───── Data
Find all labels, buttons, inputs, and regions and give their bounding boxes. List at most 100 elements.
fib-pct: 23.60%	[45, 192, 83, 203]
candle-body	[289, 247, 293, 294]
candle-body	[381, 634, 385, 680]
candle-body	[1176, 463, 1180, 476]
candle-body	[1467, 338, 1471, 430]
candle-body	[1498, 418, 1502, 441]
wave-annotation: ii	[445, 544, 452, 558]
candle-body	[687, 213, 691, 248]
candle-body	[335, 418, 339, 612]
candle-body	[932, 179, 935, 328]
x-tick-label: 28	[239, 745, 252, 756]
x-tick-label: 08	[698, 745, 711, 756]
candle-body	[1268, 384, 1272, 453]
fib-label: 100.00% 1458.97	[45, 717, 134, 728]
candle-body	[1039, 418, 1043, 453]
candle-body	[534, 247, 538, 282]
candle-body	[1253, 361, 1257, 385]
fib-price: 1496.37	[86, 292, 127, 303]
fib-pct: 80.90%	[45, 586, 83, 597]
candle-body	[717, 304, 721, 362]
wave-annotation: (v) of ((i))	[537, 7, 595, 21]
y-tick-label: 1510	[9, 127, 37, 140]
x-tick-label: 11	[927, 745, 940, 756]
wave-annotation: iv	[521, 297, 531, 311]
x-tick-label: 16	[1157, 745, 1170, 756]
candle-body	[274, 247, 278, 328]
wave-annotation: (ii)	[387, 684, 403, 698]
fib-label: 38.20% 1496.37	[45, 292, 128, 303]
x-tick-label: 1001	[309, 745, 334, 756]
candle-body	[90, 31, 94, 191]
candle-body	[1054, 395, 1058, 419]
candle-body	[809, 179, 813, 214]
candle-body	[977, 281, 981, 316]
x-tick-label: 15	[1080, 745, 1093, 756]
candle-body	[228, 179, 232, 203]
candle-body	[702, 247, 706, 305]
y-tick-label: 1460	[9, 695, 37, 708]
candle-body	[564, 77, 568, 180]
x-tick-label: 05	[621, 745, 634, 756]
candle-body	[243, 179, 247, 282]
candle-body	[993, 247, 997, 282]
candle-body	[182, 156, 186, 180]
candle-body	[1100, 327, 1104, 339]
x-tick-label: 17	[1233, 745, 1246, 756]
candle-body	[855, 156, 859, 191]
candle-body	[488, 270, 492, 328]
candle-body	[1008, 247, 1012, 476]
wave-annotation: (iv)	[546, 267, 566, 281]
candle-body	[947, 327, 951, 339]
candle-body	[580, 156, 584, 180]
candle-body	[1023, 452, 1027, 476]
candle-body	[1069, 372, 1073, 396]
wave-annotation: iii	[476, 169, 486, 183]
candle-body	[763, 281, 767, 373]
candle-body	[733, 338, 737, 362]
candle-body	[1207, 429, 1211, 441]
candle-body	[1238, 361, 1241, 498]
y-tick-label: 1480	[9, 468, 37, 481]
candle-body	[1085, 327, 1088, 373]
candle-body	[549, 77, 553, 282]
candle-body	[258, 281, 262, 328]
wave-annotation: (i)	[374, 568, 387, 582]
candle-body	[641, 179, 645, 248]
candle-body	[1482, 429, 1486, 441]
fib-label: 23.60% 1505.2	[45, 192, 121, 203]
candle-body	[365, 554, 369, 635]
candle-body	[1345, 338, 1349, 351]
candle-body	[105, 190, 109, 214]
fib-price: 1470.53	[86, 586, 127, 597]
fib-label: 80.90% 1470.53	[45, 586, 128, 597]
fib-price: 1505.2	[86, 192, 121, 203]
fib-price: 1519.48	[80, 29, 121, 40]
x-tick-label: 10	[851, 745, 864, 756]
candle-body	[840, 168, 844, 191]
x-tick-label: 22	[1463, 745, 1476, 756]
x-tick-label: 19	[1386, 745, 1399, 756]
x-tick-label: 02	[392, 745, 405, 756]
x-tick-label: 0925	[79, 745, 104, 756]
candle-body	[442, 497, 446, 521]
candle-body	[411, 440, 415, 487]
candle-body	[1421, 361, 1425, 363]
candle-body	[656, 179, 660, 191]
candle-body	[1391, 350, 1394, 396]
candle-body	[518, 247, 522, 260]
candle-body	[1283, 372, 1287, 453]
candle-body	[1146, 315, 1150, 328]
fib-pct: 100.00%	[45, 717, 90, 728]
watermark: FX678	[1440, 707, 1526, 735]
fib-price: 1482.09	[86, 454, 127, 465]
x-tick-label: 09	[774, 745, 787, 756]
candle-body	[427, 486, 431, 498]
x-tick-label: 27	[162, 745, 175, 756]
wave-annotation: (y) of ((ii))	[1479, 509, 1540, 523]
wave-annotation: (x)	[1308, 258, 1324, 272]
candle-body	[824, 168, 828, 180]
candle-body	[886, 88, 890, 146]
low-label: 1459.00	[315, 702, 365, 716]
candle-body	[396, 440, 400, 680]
──────────
■ Objective
Copy out every line of the listing above without changing anything.

■ Solution
Find all labels, buttons, inputs, and regions and give their bounding boxes. List at most 100 elements.
fib-pct: 23.60%	[45, 192, 83, 203]
candle-body	[289, 247, 293, 294]
candle-body	[381, 634, 385, 680]
candle-body	[1176, 463, 1180, 476]
candle-body	[1467, 338, 1471, 430]
candle-body	[1498, 418, 1502, 441]
wave-annotation: ii	[445, 544, 452, 558]
candle-body	[687, 213, 691, 248]
candle-body	[335, 418, 339, 612]
candle-body	[932, 179, 935, 328]
x-tick-label: 28	[239, 745, 252, 756]
x-tick-label: 08	[698, 745, 711, 756]
candle-body	[1268, 384, 1272, 453]
fib-label: 100.00% 1458.97	[45, 717, 134, 728]
candle-body	[1039, 418, 1043, 453]
candle-body	[534, 247, 538, 282]
candle-body	[1253, 361, 1257, 385]
fib-price: 1496.37	[86, 292, 127, 303]
fib-pct: 80.90%	[45, 586, 83, 597]
candle-body	[717, 304, 721, 362]
wave-annotation: (v) of ((i))	[537, 7, 595, 21]
y-tick-label: 1510	[9, 127, 37, 140]
x-tick-label: 11	[927, 745, 940, 756]
wave-annotation: iv	[521, 297, 531, 311]
x-tick-label: 16	[1157, 745, 1170, 756]
candle-body	[274, 247, 278, 328]
wave-annotation: (ii)	[387, 684, 403, 698]
fib-label: 38.20% 1496.37	[45, 292, 128, 303]
x-tick-label: 1001	[309, 745, 334, 756]
candle-body	[90, 31, 94, 191]
candle-body	[1054, 395, 1058, 419]
candle-body	[809, 179, 813, 214]
candle-body	[977, 281, 981, 316]
x-tick-label: 15	[1080, 745, 1093, 756]
candle-body	[228, 179, 232, 203]
candle-body	[702, 247, 706, 305]
y-tick-label: 1460	[9, 695, 37, 708]
candle-body	[564, 77, 568, 180]
x-tick-label: 05	[621, 745, 634, 756]
candle-body	[243, 179, 247, 282]
candle-body	[993, 247, 997, 282]
candle-body	[182, 156, 186, 180]
candle-body	[1100, 327, 1104, 339]
x-tick-label: 17	[1233, 745, 1246, 756]
candle-body	[855, 156, 859, 191]
candle-body	[488, 270, 492, 328]
candle-body	[1008, 247, 1012, 476]
wave-annotation: (iv)	[546, 267, 566, 281]
candle-body	[947, 327, 951, 339]
candle-body	[580, 156, 584, 180]
candle-body	[1023, 452, 1027, 476]
candle-body	[1069, 372, 1073, 396]
wave-annotation: iii	[476, 169, 486, 183]
candle-body	[763, 281, 767, 373]
candle-body	[733, 338, 737, 362]
candle-body	[1207, 429, 1211, 441]
candle-body	[1238, 361, 1241, 498]
y-tick-label: 1480	[9, 468, 37, 481]
candle-body	[1085, 327, 1088, 373]
candle-body	[549, 77, 553, 282]
candle-body	[258, 281, 262, 328]
wave-annotation: (i)	[374, 568, 387, 582]
candle-body	[641, 179, 645, 248]
candle-body	[1482, 429, 1486, 441]
fib-label: 23.60% 1505.2	[45, 192, 121, 203]
candle-body	[365, 554, 369, 635]
candle-body	[1345, 338, 1349, 351]
candle-body	[105, 190, 109, 214]
fib-price: 1470.53	[86, 586, 127, 597]
fib-label: 80.90% 1470.53	[45, 586, 128, 597]
fib-price: 1505.2	[86, 192, 121, 203]
fib-price: 1519.48	[80, 29, 121, 40]
x-tick-label: 10	[851, 745, 864, 756]
candle-body	[840, 168, 844, 191]
x-tick-label: 22	[1463, 745, 1476, 756]
x-tick-label: 19	[1386, 745, 1399, 756]
x-tick-label: 02	[392, 745, 405, 756]
x-tick-label: 0925	[79, 745, 104, 756]
candle-body	[442, 497, 446, 521]
candle-body	[411, 440, 415, 487]
candle-body	[1421, 361, 1425, 363]
candle-body	[656, 179, 660, 191]
candle-body	[1391, 350, 1394, 396]
candle-body	[518, 247, 522, 260]
candle-body	[1283, 372, 1287, 453]
candle-body	[1146, 315, 1150, 328]
fib-pct: 100.00%	[45, 717, 90, 728]
watermark: FX678	[1440, 707, 1526, 735]
fib-price: 1482.09	[86, 454, 127, 465]
x-tick-label: 09	[774, 745, 787, 756]
candle-body	[427, 486, 431, 498]
x-tick-label: 27	[162, 745, 175, 756]
wave-annotation: (y) of ((ii))	[1479, 509, 1540, 523]
wave-annotation: (x)	[1308, 258, 1324, 272]
candle-body	[824, 168, 828, 180]
candle-body	[886, 88, 890, 146]
low-label: 1459.00	[315, 702, 365, 716]
candle-body	[396, 440, 400, 680]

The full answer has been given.